__STATED PROBLEM__:
List each line in the records below that contains the string "items".

__SUPPLIED RECORDS__:
-- -- --
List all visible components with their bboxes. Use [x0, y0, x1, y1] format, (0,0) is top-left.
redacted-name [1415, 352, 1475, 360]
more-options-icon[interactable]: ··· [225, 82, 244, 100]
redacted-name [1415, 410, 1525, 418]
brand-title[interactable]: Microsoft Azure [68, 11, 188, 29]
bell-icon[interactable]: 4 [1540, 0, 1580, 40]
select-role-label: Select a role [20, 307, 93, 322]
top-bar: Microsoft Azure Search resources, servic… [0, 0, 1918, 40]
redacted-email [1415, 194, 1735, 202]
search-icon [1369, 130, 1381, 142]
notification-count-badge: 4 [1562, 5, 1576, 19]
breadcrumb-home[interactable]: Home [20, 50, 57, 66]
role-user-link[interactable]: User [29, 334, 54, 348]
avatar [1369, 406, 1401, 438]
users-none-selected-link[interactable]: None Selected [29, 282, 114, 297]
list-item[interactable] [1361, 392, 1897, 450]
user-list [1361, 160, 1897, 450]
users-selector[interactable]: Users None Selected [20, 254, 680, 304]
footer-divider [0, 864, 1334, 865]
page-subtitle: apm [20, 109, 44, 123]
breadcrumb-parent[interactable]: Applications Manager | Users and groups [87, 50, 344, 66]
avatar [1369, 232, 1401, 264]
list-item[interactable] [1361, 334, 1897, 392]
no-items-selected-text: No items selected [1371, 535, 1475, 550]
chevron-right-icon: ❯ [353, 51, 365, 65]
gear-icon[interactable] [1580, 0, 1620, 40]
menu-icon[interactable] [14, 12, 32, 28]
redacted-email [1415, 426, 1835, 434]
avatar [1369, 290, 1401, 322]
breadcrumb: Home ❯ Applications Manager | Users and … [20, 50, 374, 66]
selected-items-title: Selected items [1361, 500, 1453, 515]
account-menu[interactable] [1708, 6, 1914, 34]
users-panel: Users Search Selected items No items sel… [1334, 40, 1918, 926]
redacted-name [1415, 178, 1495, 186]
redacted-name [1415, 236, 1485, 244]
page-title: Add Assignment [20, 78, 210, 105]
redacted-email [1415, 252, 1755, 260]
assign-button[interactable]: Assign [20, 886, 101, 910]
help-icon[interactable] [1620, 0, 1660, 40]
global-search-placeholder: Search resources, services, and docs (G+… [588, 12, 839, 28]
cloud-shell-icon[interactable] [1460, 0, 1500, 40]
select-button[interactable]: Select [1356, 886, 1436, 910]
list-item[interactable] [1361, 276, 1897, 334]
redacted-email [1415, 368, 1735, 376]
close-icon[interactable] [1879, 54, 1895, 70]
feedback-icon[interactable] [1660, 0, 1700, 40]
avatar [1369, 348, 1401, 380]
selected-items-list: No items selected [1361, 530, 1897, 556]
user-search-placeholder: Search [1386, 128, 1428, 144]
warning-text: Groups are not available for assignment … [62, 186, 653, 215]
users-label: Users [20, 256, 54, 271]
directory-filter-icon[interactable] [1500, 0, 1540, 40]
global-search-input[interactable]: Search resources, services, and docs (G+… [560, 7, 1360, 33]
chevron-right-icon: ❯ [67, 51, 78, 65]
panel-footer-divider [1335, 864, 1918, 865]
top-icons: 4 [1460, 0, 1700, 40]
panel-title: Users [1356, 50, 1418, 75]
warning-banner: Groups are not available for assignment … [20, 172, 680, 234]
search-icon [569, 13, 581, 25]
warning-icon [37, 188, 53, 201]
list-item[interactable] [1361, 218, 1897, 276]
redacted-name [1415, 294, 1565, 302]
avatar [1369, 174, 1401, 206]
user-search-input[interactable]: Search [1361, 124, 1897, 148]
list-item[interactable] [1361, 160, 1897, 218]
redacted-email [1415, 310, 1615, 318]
-- -- --
__WRITTEN ANSWER__:
no-items-selected-text: No items selected [1371, 535, 1475, 550]
selected-items-title: Selected items [1361, 500, 1453, 515]
users-panel: Users Search Selected items No items sel… [1334, 40, 1918, 926]
selected-items-list: No items selected [1361, 530, 1897, 556]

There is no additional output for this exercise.